── EXTRACTED ENTRIES ──
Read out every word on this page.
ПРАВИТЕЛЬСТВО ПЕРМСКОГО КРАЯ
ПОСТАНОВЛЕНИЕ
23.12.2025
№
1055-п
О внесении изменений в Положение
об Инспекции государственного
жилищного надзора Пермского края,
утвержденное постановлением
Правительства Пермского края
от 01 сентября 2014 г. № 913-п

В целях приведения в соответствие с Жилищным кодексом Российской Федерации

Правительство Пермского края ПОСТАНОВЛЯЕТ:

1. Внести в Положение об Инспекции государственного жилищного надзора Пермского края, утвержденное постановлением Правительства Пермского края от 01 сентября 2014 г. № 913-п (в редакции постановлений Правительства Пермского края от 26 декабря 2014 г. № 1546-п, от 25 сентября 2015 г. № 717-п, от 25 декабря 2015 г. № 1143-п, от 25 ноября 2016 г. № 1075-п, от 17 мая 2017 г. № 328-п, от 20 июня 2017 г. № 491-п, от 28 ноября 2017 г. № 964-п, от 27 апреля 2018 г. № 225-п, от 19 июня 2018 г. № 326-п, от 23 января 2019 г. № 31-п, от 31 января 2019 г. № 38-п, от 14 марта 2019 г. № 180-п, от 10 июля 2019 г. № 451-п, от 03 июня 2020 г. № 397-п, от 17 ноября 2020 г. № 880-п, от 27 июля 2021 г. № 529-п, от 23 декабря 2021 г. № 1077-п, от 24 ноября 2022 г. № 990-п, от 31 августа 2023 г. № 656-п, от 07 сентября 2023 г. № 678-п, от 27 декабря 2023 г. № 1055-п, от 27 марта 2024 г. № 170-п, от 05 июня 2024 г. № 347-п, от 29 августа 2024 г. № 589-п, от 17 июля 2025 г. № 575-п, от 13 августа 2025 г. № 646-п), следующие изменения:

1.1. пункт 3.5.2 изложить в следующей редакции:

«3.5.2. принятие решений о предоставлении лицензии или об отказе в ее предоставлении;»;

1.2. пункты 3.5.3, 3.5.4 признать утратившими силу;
───
**WHAT THE TASK ASKS**. Reproduce the listing above verbatim, from first line to last.

**TASK OUTPUT**.
Read out every word on this page.
ПРАВИТЕЛЬСТВО ПЕРМСКОГО КРАЯ
ПОСТАНОВЛЕНИЕ
23.12.2025
№
1055-п
О внесении изменений в Положение
об Инспекции государственного
жилищного надзора Пермского края,
утвержденное постановлением
Правительства Пермского края
от 01 сентября 2014 г. № 913-п

В целях приведения в соответствие с Жилищным кодексом Российской Федерации

Правительство Пермского края ПОСТАНОВЛЯЕТ:

1. Внести в Положение об Инспекции государственного жилищного надзора Пермского края, утвержденное постановлением Правительства Пермского края от 01 сентября 2014 г. № 913-п (в редакции постановлений Правительства Пермского края от 26 декабря 2014 г. № 1546-п, от 25 сентября 2015 г. № 717-п, от 25 декабря 2015 г. № 1143-п, от 25 ноября 2016 г. № 1075-п, от 17 мая 2017 г. № 328-п, от 20 июня 2017 г. № 491-п, от 28 ноября 2017 г. № 964-п, от 27 апреля 2018 г. № 225-п, от 19 июня 2018 г. № 326-п, от 23 января 2019 г. № 31-п, от 31 января 2019 г. № 38-п, от 14 марта 2019 г. № 180-п, от 10 июля 2019 г. № 451-п, от 03 июня 2020 г. № 397-п, от 17 ноября 2020 г. № 880-п, от 27 июля 2021 г. № 529-п, от 23 декабря 2021 г. № 1077-п, от 24 ноября 2022 г. № 990-п, от 31 августа 2023 г. № 656-п, от 07 сентября 2023 г. № 678-п, от 27 декабря 2023 г. № 1055-п, от 27 марта 2024 г. № 170-п, от 05 июня 2024 г. № 347-п, от 29 августа 2024 г. № 589-п, от 17 июля 2025 г. № 575-п, от 13 августа 2025 г. № 646-п), следующие изменения:

1.1. пункт 3.5.2 изложить в следующей редакции:

«3.5.2. принятие решений о предоставлении лицензии или об отказе в ее предоставлении;»;

1.2. пункты 3.5.3, 3.5.4 признать утратившими силу;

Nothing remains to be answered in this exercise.